Task details: Please reproduce all of the data exactly as it appears, but skip the pictures.

Provided entries:

========

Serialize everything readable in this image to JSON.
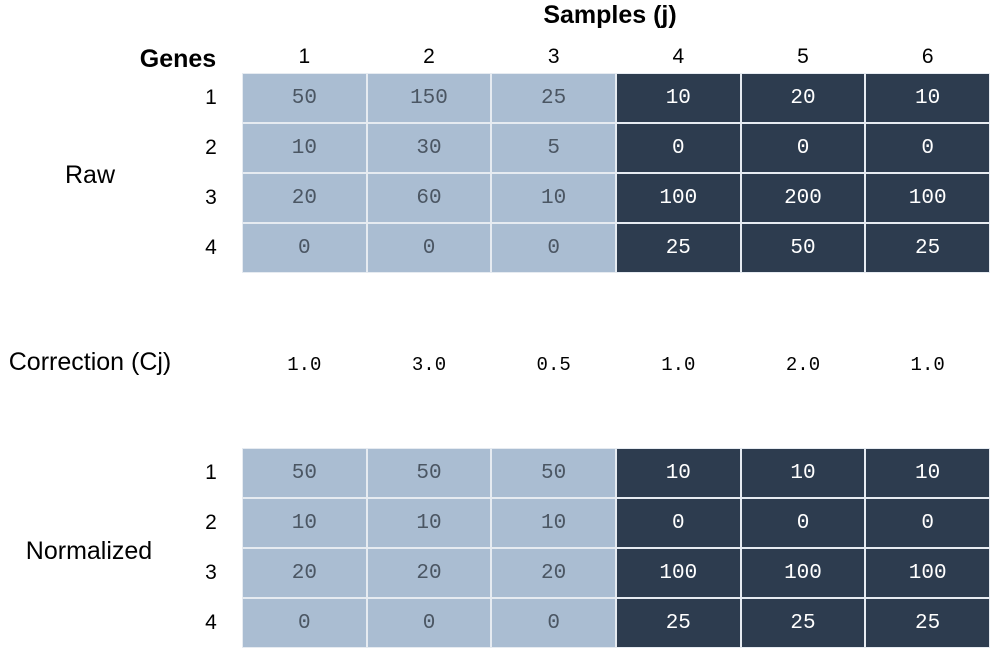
{
  "title": "Samples (j)",
  "genes_label": "Genes",
  "sample_columns": [
    "1",
    "2",
    "3",
    "4",
    "5",
    "6"
  ],
  "gene_rows": [
    "1",
    "2",
    "3",
    "4"
  ],
  "colors": {
    "group_a": "#aabdd2",
    "group_b": "#2d3c4f",
    "grid_lines": "#e6ebf1"
  },
  "raw": {
    "label": "Raw",
    "rows": [
      [
        "50",
        "150",
        "25",
        "10",
        "20",
        "10"
      ],
      [
        "10",
        "30",
        "5",
        "0",
        "0",
        "0"
      ],
      [
        "20",
        "60",
        "10",
        "100",
        "200",
        "100"
      ],
      [
        "0",
        "0",
        "0",
        "25",
        "50",
        "25"
      ]
    ]
  },
  "correction": {
    "label": "Correction (Cj)",
    "values": [
      "1.0",
      "3.0",
      "0.5",
      "1.0",
      "2.0",
      "1.0"
    ]
  },
  "normalized": {
    "label": "Normalized",
    "rows": [
      [
        "50",
        "50",
        "50",
        "10",
        "10",
        "10"
      ],
      [
        "10",
        "10",
        "10",
        "0",
        "0",
        "0"
      ],
      [
        "20",
        "20",
        "20",
        "100",
        "100",
        "100"
      ],
      [
        "0",
        "0",
        "0",
        "25",
        "25",
        "25"
      ]
    ]
  }
}
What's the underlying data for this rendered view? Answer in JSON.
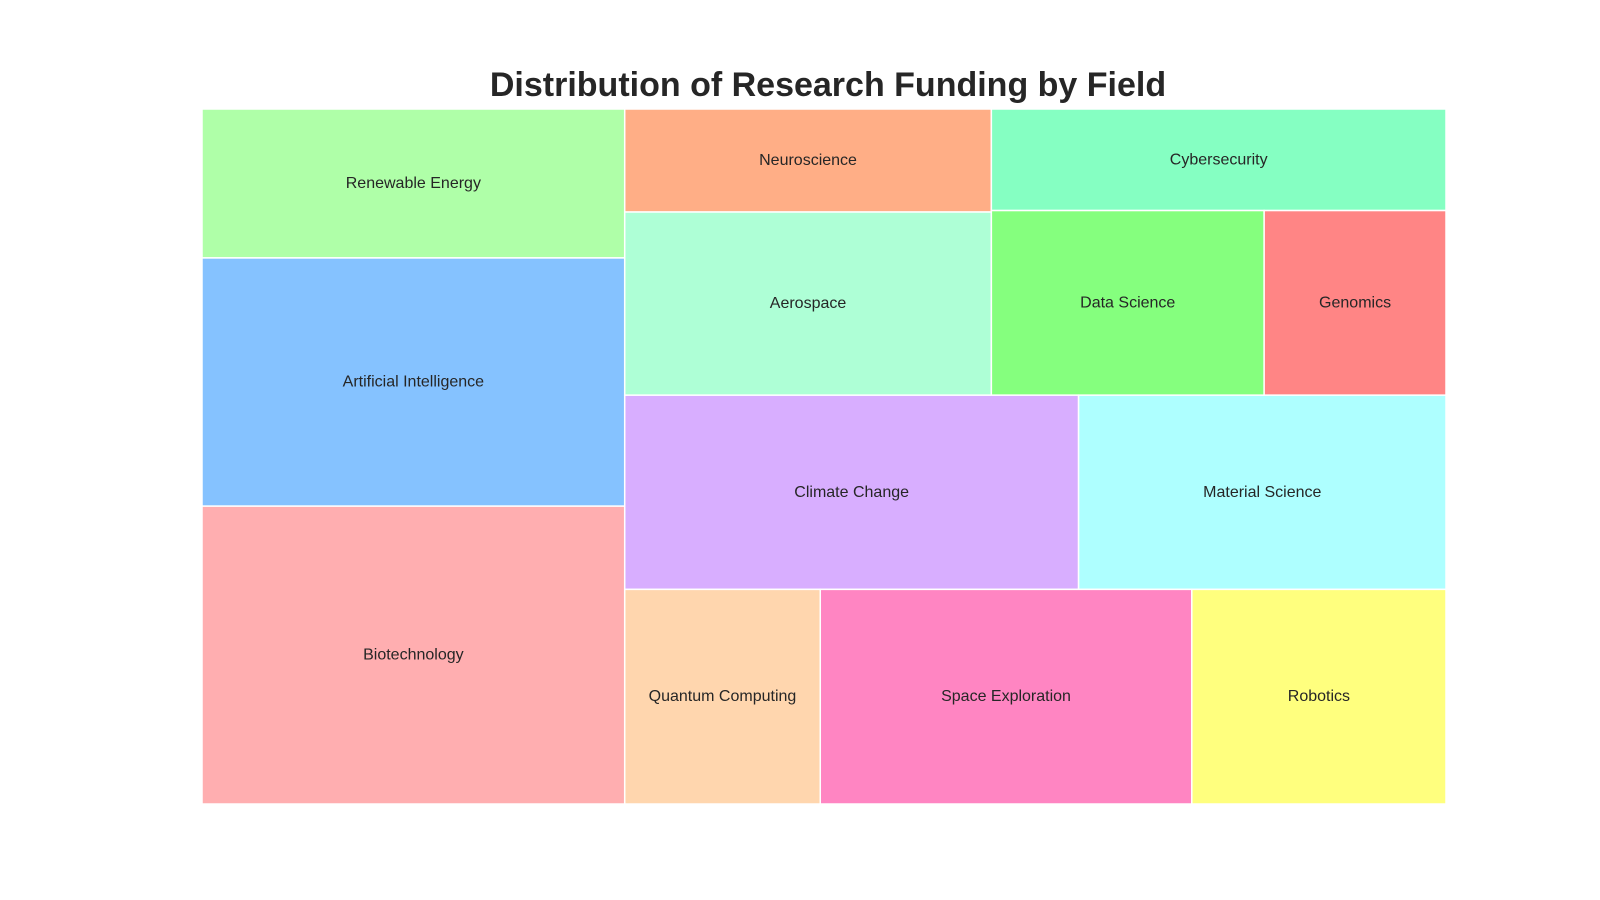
{
  "chart_data": {
    "type": "treemap",
    "title": "Distribution of Research Funding by Field",
    "items": [
      {
        "label": "Biotechnology",
        "value": 12.0,
        "color": "#FFAEB0"
      },
      {
        "label": "Artificial Intelligence",
        "value": 10.0,
        "color": "#85C2FF"
      },
      {
        "label": "Renewable Energy",
        "value": 6.0,
        "color": "#AFFFA8"
      },
      {
        "label": "Neuroscience",
        "value": 3.6,
        "color": "#FFAE86"
      },
      {
        "label": "Aerospace",
        "value": 6.4,
        "color": "#AEFFD6"
      },
      {
        "label": "Cybersecurity",
        "value": 4.4,
        "color": "#85FFC2"
      },
      {
        "label": "Data Science",
        "value": 4.8,
        "color": "#85FF7E"
      },
      {
        "label": "Genomics",
        "value": 3.2,
        "color": "#FF8585"
      },
      {
        "label": "Climate Change",
        "value": 8.4,
        "color": "#D8AEFF"
      },
      {
        "label": "Material Science",
        "value": 6.8,
        "color": "#AEFFFF"
      },
      {
        "label": "Quantum Computing",
        "value": 4.0,
        "color": "#FFD6AE"
      },
      {
        "label": "Space Exploration",
        "value": 7.6,
        "color": "#FF85C2"
      },
      {
        "label": "Robotics",
        "value": 5.2,
        "color": "#FFFF7E"
      }
    ]
  }
}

========

Written response:
Serialize everything readable in this image to JSON.
{
  "title": "Samples (j)",
  "genes_label": "Genes",
  "sample_columns": [
    "1",
    "2",
    "3",
    "4",
    "5",
    "6"
  ],
  "gene_rows": [
    "1",
    "2",
    "3",
    "4"
  ],
  "colors": {
    "group_a": "#aabdd2",
    "group_b": "#2d3c4f",
    "grid_lines": "#e6ebf1"
  },
  "raw": {
    "label": "Raw",
    "rows": [
      [
        "50",
        "150",
        "25",
        "10",
        "20",
        "10"
      ],
      [
        "10",
        "30",
        "5",
        "0",
        "0",
        "0"
      ],
      [
        "20",
        "60",
        "10",
        "100",
        "200",
        "100"
      ],
      [
        "0",
        "0",
        "0",
        "25",
        "50",
        "25"
      ]
    ]
  },
  "correction": {
    "label": "Correction (Cj)",
    "values": [
      "1.0",
      "3.0",
      "0.5",
      "1.0",
      "2.0",
      "1.0"
    ]
  },
  "normalized": {
    "label": "Normalized",
    "rows": [
      [
        "50",
        "50",
        "50",
        "10",
        "10",
        "10"
      ],
      [
        "10",
        "10",
        "10",
        "0",
        "0",
        "0"
      ],
      [
        "20",
        "20",
        "20",
        "100",
        "100",
        "100"
      ],
      [
        "0",
        "0",
        "0",
        "25",
        "25",
        "25"
      ]
    ]
  }
}
What's the underlying data for this rendered view? Answer in JSON.
{
  "chart_data": {
    "type": "treemap",
    "title": "Distribution of Research Funding by Field",
    "items": [
      {
        "label": "Biotechnology",
        "value": 12.0,
        "color": "#FFAEB0"
      },
      {
        "label": "Artificial Intelligence",
        "value": 10.0,
        "color": "#85C2FF"
      },
      {
        "label": "Renewable Energy",
        "value": 6.0,
        "color": "#AFFFA8"
      },
      {
        "label": "Neuroscience",
        "value": 3.6,
        "color": "#FFAE86"
      },
      {
        "label": "Aerospace",
        "value": 6.4,
        "color": "#AEFFD6"
      },
      {
        "label": "Cybersecurity",
        "value": 4.4,
        "color": "#85FFC2"
      },
      {
        "label": "Data Science",
        "value": 4.8,
        "color": "#85FF7E"
      },
      {
        "label": "Genomics",
        "value": 3.2,
        "color": "#FF8585"
      },
      {
        "label": "Climate Change",
        "value": 8.4,
        "color": "#D8AEFF"
      },
      {
        "label": "Material Science",
        "value": 6.8,
        "color": "#AEFFFF"
      },
      {
        "label": "Quantum Computing",
        "value": 4.0,
        "color": "#FFD6AE"
      },
      {
        "label": "Space Exploration",
        "value": 7.6,
        "color": "#FF85C2"
      },
      {
        "label": "Robotics",
        "value": 5.2,
        "color": "#FFFF7E"
      }
    ]
  }
}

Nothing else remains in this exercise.